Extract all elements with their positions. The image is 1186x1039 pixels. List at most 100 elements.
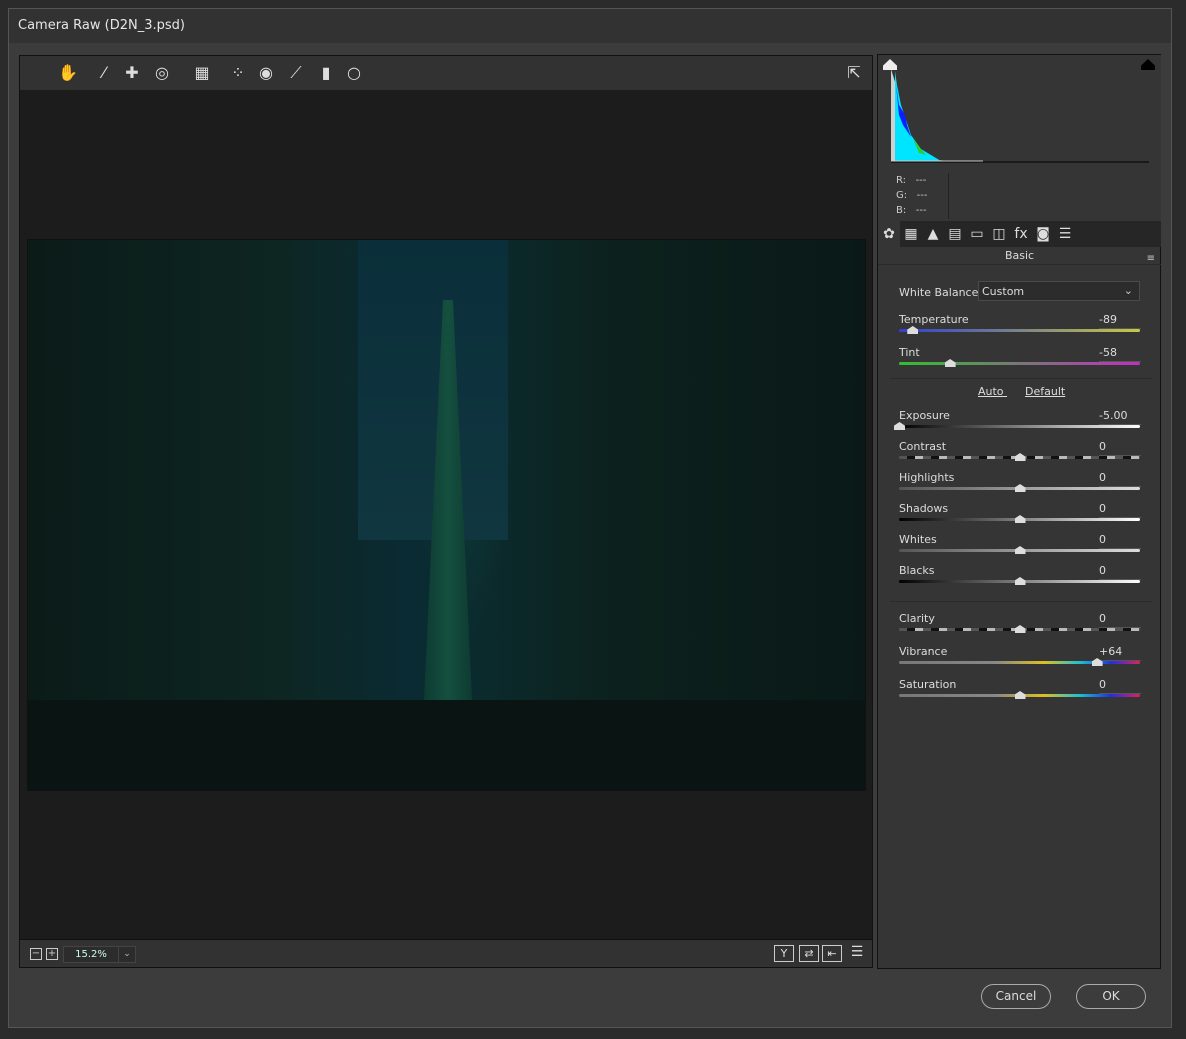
slider-thumb[interactable]	[1014, 453, 1026, 461]
slider-highlights: Highlights 0	[899, 471, 1141, 499]
panel-tabs: ✿ ▦ ▲ ▤ ▭ ◫ fx ◙ ☰	[878, 221, 1161, 247]
panel-tab-4-icon[interactable]: ▭	[966, 221, 988, 247]
r-label: R:	[896, 175, 907, 186]
slider-thumb[interactable]	[1014, 546, 1026, 554]
slider-label: Temperature	[899, 313, 969, 326]
chevron-down-icon: ⌄	[118, 947, 135, 962]
slider-label: Highlights	[899, 471, 955, 484]
slider-value-input[interactable]: 0	[1099, 471, 1141, 487]
panel-tab-7-icon[interactable]: ◙	[1032, 221, 1054, 247]
hand-tool-icon[interactable]: ✋	[58, 63, 78, 83]
panel-tab-5-icon[interactable]: ◫	[988, 221, 1010, 247]
slider-value-input[interactable]: -58	[1099, 346, 1141, 362]
white-balance-value: Custom	[982, 285, 1025, 298]
adjustment-brush-icon[interactable]: ⟋	[286, 63, 306, 83]
b-label: B:	[896, 205, 907, 216]
slider-label: Contrast	[899, 440, 947, 453]
slider-exposure: Exposure -5.00	[894, 409, 1141, 437]
cancel-button[interactable]: Cancel	[981, 984, 1051, 1009]
slider-thumb[interactable]	[1014, 577, 1026, 585]
slider-clarity: Clarity 0	[899, 612, 1141, 640]
b-value: ---	[915, 205, 927, 216]
panel-tab-1-icon[interactable]: ▦	[900, 221, 922, 247]
toolbar: ✋ ⁄ ✚ ◎ ▦ ⁘ ◉ ⟋ ▮ ○ ⇱	[20, 56, 872, 90]
slider-value-input[interactable]: -89	[1099, 313, 1141, 329]
ok-button[interactable]: OK	[1076, 984, 1146, 1009]
sky	[358, 240, 508, 540]
panel-tab-3-icon[interactable]: ▤	[944, 221, 966, 247]
slider-thumb[interactable]	[1014, 484, 1026, 492]
slider-thumb[interactable]	[1014, 515, 1026, 523]
copy-settings-button[interactable]: ⇤	[822, 945, 842, 962]
slider-label: Blacks	[899, 564, 935, 577]
slider-value-input[interactable]: 0	[1099, 612, 1141, 628]
red-eye-tool-icon[interactable]: ◉	[256, 63, 276, 83]
slider-thumb[interactable]	[907, 326, 919, 334]
spot-removal-tool-icon[interactable]: ⁘	[228, 63, 248, 83]
slider-value-input[interactable]: 0	[1099, 533, 1141, 549]
slider-value-input[interactable]: +64	[1099, 645, 1141, 661]
open-preferences-icon[interactable]: ⇱	[844, 63, 864, 83]
slider-thumb[interactable]	[894, 422, 905, 430]
slider-track[interactable]	[899, 425, 1140, 428]
slider-value-input[interactable]: 0	[1099, 564, 1141, 580]
slider-label: Saturation	[899, 678, 957, 691]
auto-default-links: Auto Default	[978, 385, 1065, 398]
divider	[890, 601, 1152, 602]
r-value: ---	[915, 175, 927, 186]
slider-track[interactable]	[899, 661, 1140, 664]
slider-value-input[interactable]: 0	[1099, 502, 1141, 518]
slider-label: Whites	[899, 533, 937, 546]
section-label: Basic	[1004, 249, 1035, 262]
auto-link[interactable]: Auto	[978, 385, 1004, 398]
slider-shadows: Shadows 0	[899, 502, 1141, 530]
white-balance-select[interactable]: Custom ⌄	[978, 281, 1140, 301]
preview-preferences-icon[interactable]: ☰	[847, 945, 867, 962]
image-preview[interactable]	[27, 239, 866, 791]
default-link[interactable]: Default	[1025, 385, 1065, 398]
preview-area: ✋ ⁄ ✚ ◎ ▦ ⁘ ◉ ⟋ ▮ ○ ⇱ − + 15.2% ⌄ Y ⇄ ⇤ ☰	[19, 55, 873, 968]
white-balance-tool-icon[interactable]: ⁄	[94, 63, 114, 83]
zoom-out-button[interactable]: −	[30, 948, 42, 960]
slider-saturation: Saturation 0	[899, 678, 1141, 706]
graduated-filter-icon[interactable]: ▮	[316, 63, 336, 83]
slider-contrast: Contrast 0	[899, 440, 1141, 468]
slider-track[interactable]	[899, 362, 1140, 365]
radial-filter-icon[interactable]: ○	[344, 63, 364, 83]
g-value: ---	[916, 190, 928, 201]
slider-value-input[interactable]: -5.00	[1099, 409, 1141, 425]
panel-tab-2-icon[interactable]: ▲	[922, 221, 944, 247]
slider-tint: Tint -58	[899, 346, 1141, 374]
divider	[948, 173, 949, 219]
slider-label: Tint	[899, 346, 920, 359]
section-title: Basic ≡	[878, 247, 1161, 265]
slider-track[interactable]	[899, 329, 1140, 332]
slider-label: Shadows	[899, 502, 949, 515]
slider-temperature: Temperature -89	[899, 313, 1141, 341]
panel-tab-6-icon[interactable]: fx	[1010, 221, 1032, 247]
before-after-view-button[interactable]: Y	[774, 945, 794, 962]
chevron-down-icon: ⌄	[1123, 284, 1133, 297]
divider	[890, 378, 1152, 379]
slider-thumb[interactable]	[1014, 625, 1026, 633]
window-title: Camera Raw (D2N_3.psd)	[9, 9, 1171, 43]
slider-value-input[interactable]: 0	[1099, 440, 1141, 456]
transform-tool-icon[interactable]: ▦	[192, 63, 212, 83]
color-sampler-tool-icon[interactable]: ✚	[122, 63, 142, 83]
panel-tab-8-icon[interactable]: ☰	[1054, 221, 1076, 247]
slider-value-input[interactable]: 0	[1099, 678, 1141, 694]
slider-thumb[interactable]	[1014, 691, 1026, 699]
shadow-clipping-warning-icon[interactable]	[883, 59, 897, 70]
adjustments-panel: R: --- G: --- B: --- ✿ ▦ ▲ ▤ ▭ ◫ fx ◙ ☰ Basic ≡ W…	[877, 54, 1161, 969]
targeted-adjustment-tool-icon[interactable]: ◎	[152, 63, 172, 83]
histogram-graph	[891, 69, 1149, 163]
slider-thumb[interactable]	[944, 359, 956, 367]
zoom-in-button[interactable]: +	[46, 948, 58, 960]
panel-tab-0-icon[interactable]: ✿	[878, 221, 900, 247]
panel-menu-icon[interactable]: ≡	[1147, 250, 1155, 268]
zoom-level-select[interactable]: 15.2% ⌄	[63, 946, 136, 963]
highlight-clipping-warning-icon[interactable]	[1141, 59, 1155, 70]
slider-vibrance: Vibrance +64	[899, 645, 1141, 673]
swap-settings-button[interactable]: ⇄	[799, 945, 819, 962]
slider-label: Exposure	[899, 409, 950, 422]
───
*Set exercise*.
Report each line in the listing above that contains "Auto", matching case exactly.

*Complete output*.
auto-default-links: Auto Default	[978, 385, 1065, 398]
auto-link[interactable]: Auto	[978, 385, 1004, 398]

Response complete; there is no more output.